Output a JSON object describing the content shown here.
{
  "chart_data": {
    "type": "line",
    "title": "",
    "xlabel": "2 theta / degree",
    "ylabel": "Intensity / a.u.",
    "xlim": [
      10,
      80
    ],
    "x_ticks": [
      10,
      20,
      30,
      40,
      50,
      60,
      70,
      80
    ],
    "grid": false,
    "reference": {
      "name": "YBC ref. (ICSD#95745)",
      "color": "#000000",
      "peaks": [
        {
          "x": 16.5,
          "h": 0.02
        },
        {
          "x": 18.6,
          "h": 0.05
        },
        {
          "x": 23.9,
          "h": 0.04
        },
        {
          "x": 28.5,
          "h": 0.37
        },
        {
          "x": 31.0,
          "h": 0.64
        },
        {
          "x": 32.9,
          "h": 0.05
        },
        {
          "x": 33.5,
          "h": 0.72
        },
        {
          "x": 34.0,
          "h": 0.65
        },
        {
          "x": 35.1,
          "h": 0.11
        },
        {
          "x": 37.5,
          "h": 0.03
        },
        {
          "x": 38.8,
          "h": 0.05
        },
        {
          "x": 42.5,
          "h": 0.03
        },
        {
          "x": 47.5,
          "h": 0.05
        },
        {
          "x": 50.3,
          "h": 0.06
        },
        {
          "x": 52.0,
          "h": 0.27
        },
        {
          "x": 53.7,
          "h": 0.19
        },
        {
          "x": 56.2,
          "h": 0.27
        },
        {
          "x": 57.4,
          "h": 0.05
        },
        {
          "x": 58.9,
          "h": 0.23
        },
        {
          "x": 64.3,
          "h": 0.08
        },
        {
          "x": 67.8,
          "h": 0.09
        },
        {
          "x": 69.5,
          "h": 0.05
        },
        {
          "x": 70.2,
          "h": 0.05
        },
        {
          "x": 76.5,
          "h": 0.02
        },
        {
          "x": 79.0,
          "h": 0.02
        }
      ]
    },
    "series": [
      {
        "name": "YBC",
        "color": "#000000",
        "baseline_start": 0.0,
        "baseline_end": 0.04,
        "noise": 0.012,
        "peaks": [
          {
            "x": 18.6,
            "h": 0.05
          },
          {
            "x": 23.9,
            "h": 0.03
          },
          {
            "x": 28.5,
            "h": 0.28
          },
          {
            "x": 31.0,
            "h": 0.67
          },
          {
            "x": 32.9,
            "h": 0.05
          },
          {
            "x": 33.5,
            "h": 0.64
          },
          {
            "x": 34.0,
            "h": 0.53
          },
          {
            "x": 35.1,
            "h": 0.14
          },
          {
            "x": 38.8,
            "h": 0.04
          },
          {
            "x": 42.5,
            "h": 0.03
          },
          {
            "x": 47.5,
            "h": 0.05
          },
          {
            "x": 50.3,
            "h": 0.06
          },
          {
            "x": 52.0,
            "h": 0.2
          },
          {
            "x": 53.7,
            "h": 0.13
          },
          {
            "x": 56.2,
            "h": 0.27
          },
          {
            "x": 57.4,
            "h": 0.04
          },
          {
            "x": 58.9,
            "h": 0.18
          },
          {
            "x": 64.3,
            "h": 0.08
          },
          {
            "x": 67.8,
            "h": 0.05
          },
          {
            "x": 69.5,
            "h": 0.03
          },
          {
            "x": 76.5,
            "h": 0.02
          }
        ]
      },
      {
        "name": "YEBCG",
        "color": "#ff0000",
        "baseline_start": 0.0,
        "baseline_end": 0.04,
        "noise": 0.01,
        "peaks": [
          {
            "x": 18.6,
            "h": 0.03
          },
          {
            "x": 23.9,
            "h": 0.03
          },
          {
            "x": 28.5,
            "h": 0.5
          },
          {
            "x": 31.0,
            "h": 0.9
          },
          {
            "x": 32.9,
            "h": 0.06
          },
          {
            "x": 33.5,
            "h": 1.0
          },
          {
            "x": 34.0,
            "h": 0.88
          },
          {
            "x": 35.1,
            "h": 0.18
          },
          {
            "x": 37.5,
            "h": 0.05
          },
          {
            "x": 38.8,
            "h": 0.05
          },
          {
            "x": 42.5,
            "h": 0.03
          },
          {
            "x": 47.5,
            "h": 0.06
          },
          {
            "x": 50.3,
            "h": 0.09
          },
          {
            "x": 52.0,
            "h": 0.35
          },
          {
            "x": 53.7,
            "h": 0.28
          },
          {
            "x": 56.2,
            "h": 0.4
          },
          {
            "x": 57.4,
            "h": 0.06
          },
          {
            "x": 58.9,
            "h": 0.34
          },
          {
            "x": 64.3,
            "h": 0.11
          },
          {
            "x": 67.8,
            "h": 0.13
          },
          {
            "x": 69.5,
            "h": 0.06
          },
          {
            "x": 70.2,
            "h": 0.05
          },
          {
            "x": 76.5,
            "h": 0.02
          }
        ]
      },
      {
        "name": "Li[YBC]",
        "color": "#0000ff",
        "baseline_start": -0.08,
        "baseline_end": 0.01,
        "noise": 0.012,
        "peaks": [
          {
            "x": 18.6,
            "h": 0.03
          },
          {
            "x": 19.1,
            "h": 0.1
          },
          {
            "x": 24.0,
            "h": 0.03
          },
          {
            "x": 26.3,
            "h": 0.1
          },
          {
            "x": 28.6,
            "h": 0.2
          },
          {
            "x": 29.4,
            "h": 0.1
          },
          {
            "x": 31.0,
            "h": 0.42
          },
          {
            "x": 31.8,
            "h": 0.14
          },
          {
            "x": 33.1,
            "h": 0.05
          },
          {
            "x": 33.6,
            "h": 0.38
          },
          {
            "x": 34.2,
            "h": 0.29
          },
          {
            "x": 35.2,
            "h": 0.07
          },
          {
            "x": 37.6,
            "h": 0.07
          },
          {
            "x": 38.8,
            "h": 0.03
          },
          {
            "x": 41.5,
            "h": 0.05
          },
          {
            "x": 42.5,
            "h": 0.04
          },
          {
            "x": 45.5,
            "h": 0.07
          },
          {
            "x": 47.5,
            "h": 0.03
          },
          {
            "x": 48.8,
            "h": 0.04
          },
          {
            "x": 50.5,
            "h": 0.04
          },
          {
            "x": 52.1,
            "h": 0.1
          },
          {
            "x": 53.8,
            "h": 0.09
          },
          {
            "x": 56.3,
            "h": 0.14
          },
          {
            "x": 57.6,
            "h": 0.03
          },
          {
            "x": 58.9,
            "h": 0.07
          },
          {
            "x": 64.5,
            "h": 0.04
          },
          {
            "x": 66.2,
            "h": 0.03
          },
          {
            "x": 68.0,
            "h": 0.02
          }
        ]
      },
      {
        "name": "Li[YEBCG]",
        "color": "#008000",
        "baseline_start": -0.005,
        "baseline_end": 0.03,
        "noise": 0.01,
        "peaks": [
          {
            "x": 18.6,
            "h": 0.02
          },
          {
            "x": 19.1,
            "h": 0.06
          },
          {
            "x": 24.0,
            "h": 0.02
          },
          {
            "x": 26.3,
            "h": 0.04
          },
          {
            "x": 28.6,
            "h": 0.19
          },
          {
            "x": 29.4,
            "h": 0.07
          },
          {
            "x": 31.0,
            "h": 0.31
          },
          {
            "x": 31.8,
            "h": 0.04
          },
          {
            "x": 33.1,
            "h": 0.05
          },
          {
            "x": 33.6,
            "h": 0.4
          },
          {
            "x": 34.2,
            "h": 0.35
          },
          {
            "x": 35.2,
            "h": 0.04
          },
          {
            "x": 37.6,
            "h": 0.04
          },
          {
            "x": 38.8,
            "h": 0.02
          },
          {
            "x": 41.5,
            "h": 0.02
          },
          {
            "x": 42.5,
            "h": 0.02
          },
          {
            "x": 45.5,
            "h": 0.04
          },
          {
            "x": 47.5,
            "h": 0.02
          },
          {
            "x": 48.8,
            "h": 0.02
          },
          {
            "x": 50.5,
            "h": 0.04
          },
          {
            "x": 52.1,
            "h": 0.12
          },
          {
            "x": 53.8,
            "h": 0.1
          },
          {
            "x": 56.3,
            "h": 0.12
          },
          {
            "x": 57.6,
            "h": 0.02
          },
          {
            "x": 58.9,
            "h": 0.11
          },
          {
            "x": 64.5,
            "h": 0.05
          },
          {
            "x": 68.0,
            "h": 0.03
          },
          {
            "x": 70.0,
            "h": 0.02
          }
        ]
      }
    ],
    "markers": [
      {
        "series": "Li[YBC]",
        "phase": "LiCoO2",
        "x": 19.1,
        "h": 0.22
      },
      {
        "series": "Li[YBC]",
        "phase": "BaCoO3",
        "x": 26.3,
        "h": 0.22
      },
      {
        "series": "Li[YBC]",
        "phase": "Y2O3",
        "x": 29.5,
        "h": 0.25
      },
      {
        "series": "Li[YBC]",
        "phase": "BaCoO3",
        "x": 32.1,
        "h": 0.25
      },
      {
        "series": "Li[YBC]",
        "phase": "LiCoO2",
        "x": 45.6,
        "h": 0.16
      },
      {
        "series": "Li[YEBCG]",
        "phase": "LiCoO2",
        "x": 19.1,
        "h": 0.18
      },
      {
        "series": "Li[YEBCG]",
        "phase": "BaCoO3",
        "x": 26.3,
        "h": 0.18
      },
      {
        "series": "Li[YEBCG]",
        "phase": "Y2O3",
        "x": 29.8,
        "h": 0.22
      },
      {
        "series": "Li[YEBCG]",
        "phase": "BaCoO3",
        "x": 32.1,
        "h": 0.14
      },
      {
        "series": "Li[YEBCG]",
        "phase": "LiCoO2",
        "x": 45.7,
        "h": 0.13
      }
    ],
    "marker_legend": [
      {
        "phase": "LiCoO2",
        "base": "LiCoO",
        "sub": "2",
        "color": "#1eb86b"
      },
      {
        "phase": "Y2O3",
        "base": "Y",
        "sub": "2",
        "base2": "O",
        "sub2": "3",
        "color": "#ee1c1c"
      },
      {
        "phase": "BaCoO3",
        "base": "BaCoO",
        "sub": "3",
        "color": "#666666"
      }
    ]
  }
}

§

Exercise task:
Output a single number: how many lines contain the word "color".

Response to the exercise:
8